Find the lines containing "primum" and say how many there are, with no other words.

Stored entries:
..........

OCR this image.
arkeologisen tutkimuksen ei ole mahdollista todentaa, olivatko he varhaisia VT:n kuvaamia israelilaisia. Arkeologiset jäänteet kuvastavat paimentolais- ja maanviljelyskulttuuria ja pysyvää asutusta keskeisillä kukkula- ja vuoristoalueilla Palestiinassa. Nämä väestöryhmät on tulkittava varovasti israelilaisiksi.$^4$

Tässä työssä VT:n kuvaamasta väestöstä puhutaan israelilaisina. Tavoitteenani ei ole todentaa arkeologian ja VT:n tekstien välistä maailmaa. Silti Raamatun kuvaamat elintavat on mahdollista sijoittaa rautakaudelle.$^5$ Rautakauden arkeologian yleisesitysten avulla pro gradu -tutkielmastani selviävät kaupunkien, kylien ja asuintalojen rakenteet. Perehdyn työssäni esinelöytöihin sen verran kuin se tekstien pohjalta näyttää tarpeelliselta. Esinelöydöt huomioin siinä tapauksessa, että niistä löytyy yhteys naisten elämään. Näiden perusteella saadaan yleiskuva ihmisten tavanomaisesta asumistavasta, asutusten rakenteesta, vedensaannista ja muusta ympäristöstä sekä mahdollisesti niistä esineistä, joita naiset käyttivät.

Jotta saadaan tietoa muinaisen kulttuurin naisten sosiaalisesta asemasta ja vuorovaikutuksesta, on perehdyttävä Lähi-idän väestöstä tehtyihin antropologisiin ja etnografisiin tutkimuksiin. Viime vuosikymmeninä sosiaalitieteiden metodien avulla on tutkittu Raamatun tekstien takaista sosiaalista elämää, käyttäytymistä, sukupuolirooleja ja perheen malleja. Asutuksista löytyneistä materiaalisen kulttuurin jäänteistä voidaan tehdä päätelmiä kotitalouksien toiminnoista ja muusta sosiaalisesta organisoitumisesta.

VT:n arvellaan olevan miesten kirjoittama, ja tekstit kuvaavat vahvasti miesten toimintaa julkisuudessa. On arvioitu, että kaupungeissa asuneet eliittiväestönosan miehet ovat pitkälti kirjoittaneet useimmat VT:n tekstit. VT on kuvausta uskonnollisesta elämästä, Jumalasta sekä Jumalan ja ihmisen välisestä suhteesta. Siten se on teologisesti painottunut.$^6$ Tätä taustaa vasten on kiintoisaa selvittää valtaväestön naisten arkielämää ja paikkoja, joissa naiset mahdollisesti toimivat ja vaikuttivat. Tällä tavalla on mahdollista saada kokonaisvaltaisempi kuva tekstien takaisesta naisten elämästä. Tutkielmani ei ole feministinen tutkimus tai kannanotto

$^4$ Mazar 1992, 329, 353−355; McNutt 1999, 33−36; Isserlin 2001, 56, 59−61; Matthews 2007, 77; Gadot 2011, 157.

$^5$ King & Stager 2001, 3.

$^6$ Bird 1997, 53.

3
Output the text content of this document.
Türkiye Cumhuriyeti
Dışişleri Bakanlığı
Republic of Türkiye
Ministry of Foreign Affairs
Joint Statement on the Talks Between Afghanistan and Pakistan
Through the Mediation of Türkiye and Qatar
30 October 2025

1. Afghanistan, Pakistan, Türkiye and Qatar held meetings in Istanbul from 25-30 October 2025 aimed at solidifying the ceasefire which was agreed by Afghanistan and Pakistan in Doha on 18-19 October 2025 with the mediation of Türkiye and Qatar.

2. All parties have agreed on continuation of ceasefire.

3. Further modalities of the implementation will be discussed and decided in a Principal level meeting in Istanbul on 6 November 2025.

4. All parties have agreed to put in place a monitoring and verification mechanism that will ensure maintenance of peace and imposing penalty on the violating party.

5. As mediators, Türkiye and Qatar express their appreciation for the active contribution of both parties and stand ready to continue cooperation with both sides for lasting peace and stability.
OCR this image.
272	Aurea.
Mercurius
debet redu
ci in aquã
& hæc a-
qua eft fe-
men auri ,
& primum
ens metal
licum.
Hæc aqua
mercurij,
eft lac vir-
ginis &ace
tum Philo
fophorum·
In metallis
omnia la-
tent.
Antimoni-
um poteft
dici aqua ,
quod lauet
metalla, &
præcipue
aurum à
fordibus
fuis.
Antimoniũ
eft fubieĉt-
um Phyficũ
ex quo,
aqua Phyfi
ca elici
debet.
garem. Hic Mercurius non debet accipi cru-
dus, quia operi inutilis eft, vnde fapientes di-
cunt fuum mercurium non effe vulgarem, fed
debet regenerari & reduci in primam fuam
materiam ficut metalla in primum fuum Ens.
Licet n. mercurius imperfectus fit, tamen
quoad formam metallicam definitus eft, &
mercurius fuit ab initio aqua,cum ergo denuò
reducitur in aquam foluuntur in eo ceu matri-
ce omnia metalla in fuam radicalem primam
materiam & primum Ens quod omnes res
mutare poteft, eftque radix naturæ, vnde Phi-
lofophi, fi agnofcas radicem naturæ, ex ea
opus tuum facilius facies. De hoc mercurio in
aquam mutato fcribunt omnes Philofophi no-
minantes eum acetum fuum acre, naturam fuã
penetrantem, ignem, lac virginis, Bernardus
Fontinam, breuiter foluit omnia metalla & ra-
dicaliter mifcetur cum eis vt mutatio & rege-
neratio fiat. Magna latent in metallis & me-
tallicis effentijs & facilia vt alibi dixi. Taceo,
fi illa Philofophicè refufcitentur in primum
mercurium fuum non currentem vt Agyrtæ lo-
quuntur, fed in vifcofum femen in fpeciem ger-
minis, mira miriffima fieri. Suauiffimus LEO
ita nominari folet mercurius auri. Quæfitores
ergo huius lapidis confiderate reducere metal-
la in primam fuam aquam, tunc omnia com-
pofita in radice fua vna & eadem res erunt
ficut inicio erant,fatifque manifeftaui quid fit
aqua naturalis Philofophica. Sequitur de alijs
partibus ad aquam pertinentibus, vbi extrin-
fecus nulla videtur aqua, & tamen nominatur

..........

#### [THE RESULT]
4